----- Provided records

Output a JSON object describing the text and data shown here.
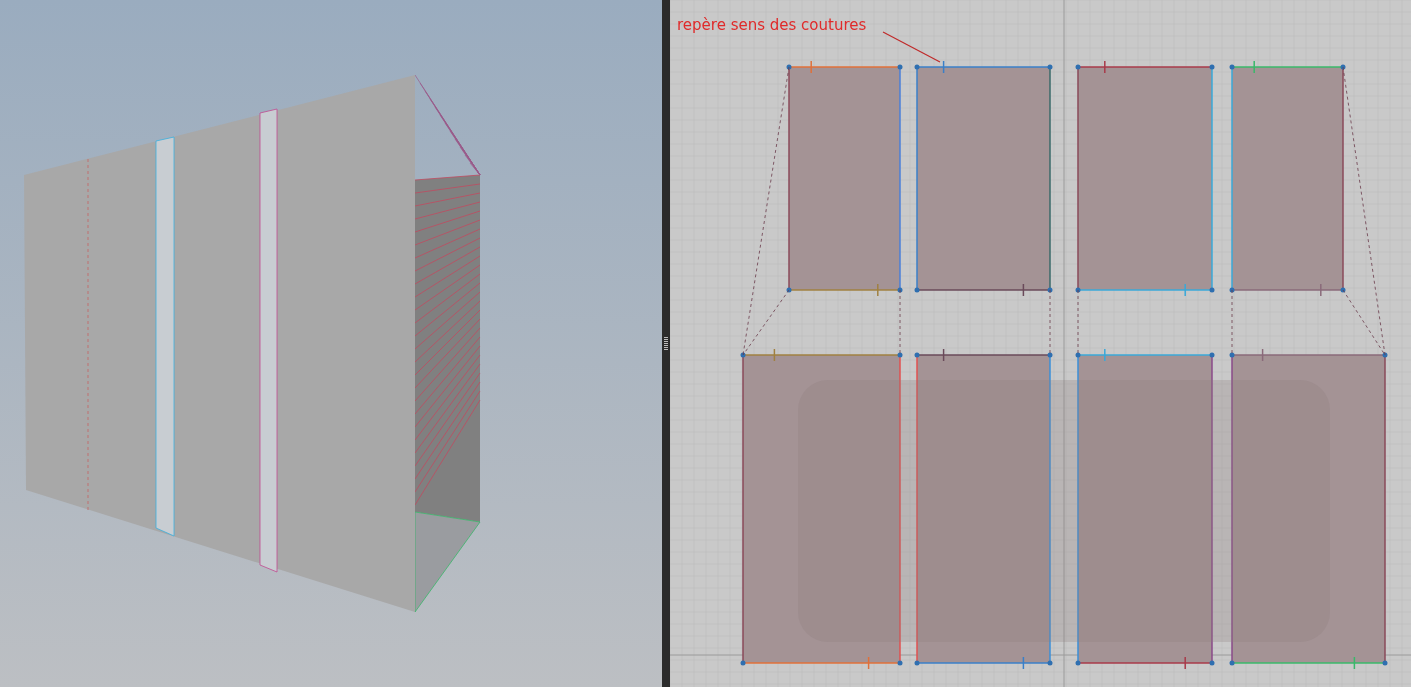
{
  "pattern_view": {
    "annotation": {
      "text": "repère sens des coutures"
    }
  }
}
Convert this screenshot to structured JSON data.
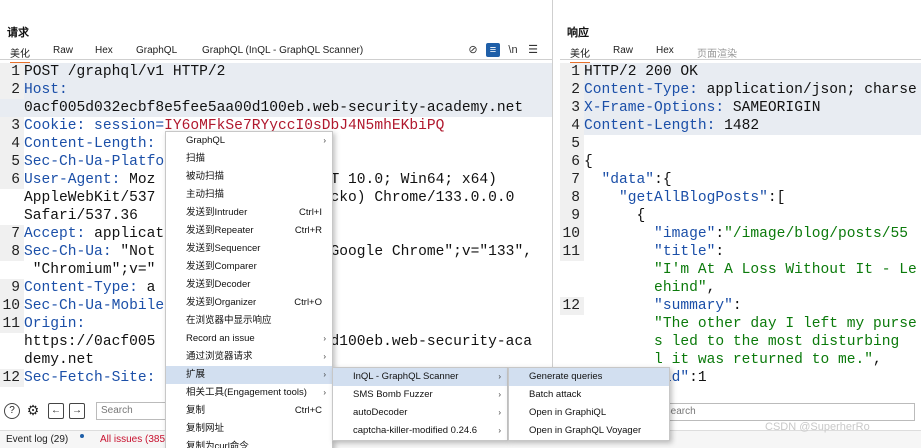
{
  "request": {
    "title": "请求",
    "tabs": [
      "美化",
      "Raw",
      "Hex",
      "GraphQL",
      "GraphQL (InQL - GraphQL Scanner)"
    ],
    "toolbar_icons": {
      "hide": "eye-slash-icon",
      "wrap": "wrap-icon",
      "newline": "\\n",
      "menu": "☰"
    },
    "lines": [
      {
        "n": "1",
        "t": [
          {
            "c": "v",
            "s": "POST /graphql/v1 HTTP/2"
          }
        ]
      },
      {
        "n": "2",
        "t": [
          {
            "c": "h",
            "s": "Host:"
          }
        ]
      },
      {
        "n": "",
        "t": [
          {
            "c": "v",
            "s": "0acf005d032ecbf8e5fee5aa00d100eb.web-security-academy.net"
          }
        ]
      },
      {
        "n": "3",
        "t": [
          {
            "c": "h",
            "s": "Cookie: session="
          },
          {
            "c": "red",
            "s": "IY6oMFkSe7RYycc"
          },
          {
            "c": "red",
            "s": "I0sDbJ4N5mhEKbiPQ"
          }
        ]
      },
      {
        "n": "4",
        "t": [
          {
            "c": "h",
            "s": "Content-Length:"
          }
        ]
      },
      {
        "n": "5",
        "t": [
          {
            "c": "h",
            "s": "Sec-Ch-Ua-Platfo"
          }
        ]
      },
      {
        "n": "6",
        "t": [
          {
            "c": "h",
            "s": "User-Agent: "
          },
          {
            "c": "v",
            "s": "Moz"
          },
          {
            "c": "v",
            "s": "                    T 10.0; Win64; x64)"
          }
        ]
      },
      {
        "n": "",
        "t": [
          {
            "c": "v",
            "s": "AppleWebKit/537"
          },
          {
            "c": "v",
            "s": "                    cko) Chrome/133.0.0.0"
          }
        ]
      },
      {
        "n": "",
        "t": [
          {
            "c": "v",
            "s": "Safari/537.36"
          }
        ]
      },
      {
        "n": "7",
        "t": [
          {
            "c": "h",
            "s": "Accept: "
          },
          {
            "c": "v",
            "s": "applicat"
          }
        ]
      },
      {
        "n": "8",
        "t": [
          {
            "c": "h",
            "s": "Sec-Ch-Ua: "
          },
          {
            "c": "v",
            "s": "\"Not"
          },
          {
            "c": "v",
            "s": "                    Google Chrome\";v=\"133\","
          }
        ]
      },
      {
        "n": "",
        "t": [
          {
            "c": "v",
            "s": " \"Chromium\";v=\""
          }
        ]
      },
      {
        "n": "9",
        "t": [
          {
            "c": "h",
            "s": "Content-Type: "
          },
          {
            "c": "v",
            "s": "a"
          }
        ]
      },
      {
        "n": "10",
        "t": [
          {
            "c": "h",
            "s": "Sec-Ch-Ua-Mobile"
          }
        ]
      },
      {
        "n": "11",
        "t": [
          {
            "c": "h",
            "s": "Origin:"
          }
        ]
      },
      {
        "n": "",
        "t": [
          {
            "c": "v",
            "s": "https://0acf005"
          },
          {
            "c": "v",
            "s": "                    d100eb.web-security-aca"
          }
        ]
      },
      {
        "n": "",
        "t": [
          {
            "c": "v",
            "s": "demy.net"
          }
        ]
      },
      {
        "n": "12",
        "t": [
          {
            "c": "h",
            "s": "Sec-Fetch-Site:"
          }
        ]
      }
    ],
    "search_placeholder": "Search"
  },
  "response": {
    "title": "响应",
    "tabs": [
      "美化",
      "Raw",
      "Hex",
      "页面渲染"
    ],
    "lines": [
      {
        "n": "1",
        "t": [
          {
            "c": "v",
            "s": "HTTP/2 200 OK"
          }
        ]
      },
      {
        "n": "2",
        "t": [
          {
            "c": "h",
            "s": "Content-Type: "
          },
          {
            "c": "v",
            "s": "application/json; charse"
          }
        ]
      },
      {
        "n": "3",
        "t": [
          {
            "c": "h",
            "s": "X-Frame-Options: "
          },
          {
            "c": "v",
            "s": "SAMEORIGIN"
          }
        ]
      },
      {
        "n": "4",
        "t": [
          {
            "c": "h",
            "s": "Content-Length: "
          },
          {
            "c": "v",
            "s": "1482"
          }
        ]
      },
      {
        "n": "5",
        "t": []
      },
      {
        "n": "6",
        "t": [
          {
            "c": "v",
            "s": "{"
          }
        ]
      },
      {
        "n": "7",
        "t": [
          {
            "c": "k",
            "s": "  \"data\""
          },
          {
            "c": "v",
            "s": ":{"
          }
        ]
      },
      {
        "n": "8",
        "t": [
          {
            "c": "k",
            "s": "    \"getAllBlogPosts\""
          },
          {
            "c": "v",
            "s": ":["
          }
        ]
      },
      {
        "n": "9",
        "t": [
          {
            "c": "v",
            "s": "      {"
          }
        ]
      },
      {
        "n": "10",
        "t": [
          {
            "c": "k",
            "s": "        \"image\""
          },
          {
            "c": "v",
            "s": ":"
          },
          {
            "c": "g",
            "s": "\"/image/blog/posts/55"
          }
        ]
      },
      {
        "n": "11",
        "t": [
          {
            "c": "k",
            "s": "        \"title\""
          },
          {
            "c": "v",
            "s": ":"
          }
        ]
      },
      {
        "n": "",
        "t": [
          {
            "c": "g",
            "s": "        \"I'm At A Loss Without It - Le"
          }
        ]
      },
      {
        "n": "",
        "t": [
          {
            "c": "g",
            "s": "        ehind\""
          },
          {
            "c": "v",
            "s": ","
          }
        ]
      },
      {
        "n": "12",
        "t": [
          {
            "c": "k",
            "s": "        \"summary\""
          },
          {
            "c": "v",
            "s": ":"
          }
        ]
      },
      {
        "n": "",
        "t": [
          {
            "c": "g",
            "s": "        \"The other day I left my purse"
          }
        ]
      },
      {
        "n": "",
        "t": [
          {
            "c": "g",
            "s": "        s led to the most disturbing"
          }
        ]
      },
      {
        "n": "",
        "t": [
          {
            "c": "g",
            "s": "        l it was returned to me.\""
          },
          {
            "c": "v",
            "s": ","
          }
        ]
      },
      {
        "n": "",
        "t": [
          {
            "c": "k",
            "s": "         id\""
          },
          {
            "c": "v",
            "s": ":1"
          }
        ]
      }
    ],
    "search_placeholder": "Search"
  },
  "context_menu": {
    "items": [
      {
        "label": "GraphQL",
        "shortcut": "",
        "arrow": true
      },
      {
        "label": "扫描",
        "shortcut": "",
        "arrow": false
      },
      {
        "label": "被动扫描",
        "shortcut": "",
        "arrow": false
      },
      {
        "label": "主动扫描",
        "shortcut": "",
        "arrow": false
      },
      {
        "label": "发送到Intruder",
        "shortcut": "Ctrl+I",
        "arrow": false
      },
      {
        "label": "发送到Repeater",
        "shortcut": "Ctrl+R",
        "arrow": false
      },
      {
        "label": "发送到Sequencer",
        "shortcut": "",
        "arrow": false
      },
      {
        "label": "发送到Comparer",
        "shortcut": "",
        "arrow": false
      },
      {
        "label": "发送到Decoder",
        "shortcut": "",
        "arrow": false
      },
      {
        "label": "发送到Organizer",
        "shortcut": "Ctrl+O",
        "arrow": false
      },
      {
        "label": "在浏览器中显示响应",
        "shortcut": "",
        "arrow": false
      },
      {
        "label": "Record an issue",
        "shortcut": "",
        "arrow": true
      },
      {
        "label": "通过浏览器请求",
        "shortcut": "",
        "arrow": true
      },
      {
        "label": "扩展",
        "shortcut": "",
        "arrow": true,
        "selected": true
      },
      {
        "label": "相关工具(Engagement tools)",
        "shortcut": "",
        "arrow": true
      },
      {
        "label": "复制",
        "shortcut": "Ctrl+C",
        "arrow": false
      },
      {
        "label": "复制网址",
        "shortcut": "",
        "arrow": false
      },
      {
        "label": "复制为curl命令",
        "shortcut": "",
        "arrow": false
      }
    ]
  },
  "extensions_menu": {
    "items": [
      {
        "label": "InQL - GraphQL Scanner",
        "arrow": true,
        "selected": true
      },
      {
        "label": "SMS Bomb Fuzzer",
        "arrow": true
      },
      {
        "label": "autoDecoder",
        "arrow": true
      },
      {
        "label": "captcha-killer-modified 0.24.6",
        "arrow": true
      }
    ]
  },
  "inql_menu": {
    "items": [
      {
        "label": "Generate queries",
        "selected": true
      },
      {
        "label": "Batch attack"
      },
      {
        "label": "Open in GraphiQL"
      },
      {
        "label": "Open in GraphQL Voyager"
      }
    ]
  },
  "status_bar": {
    "event_log": "Event log (29)",
    "all_issues": "All issues (385"
  },
  "bottom_icons": [
    "help-icon",
    "settings-icon",
    "back-icon",
    "forward-icon"
  ],
  "watermark": "CSDN @SuperherRo",
  "colors": {
    "accent": "#e8702a",
    "header_key": "#1b4fa8",
    "json_string": "#0b7a0b",
    "cookie_value": "#b0182d",
    "selection": "#d2dff0"
  }
}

----------

### Requirements:
Looking at the records above, say how many lines hold the string "Chrome". Write nothing but the number.

### The solution:
2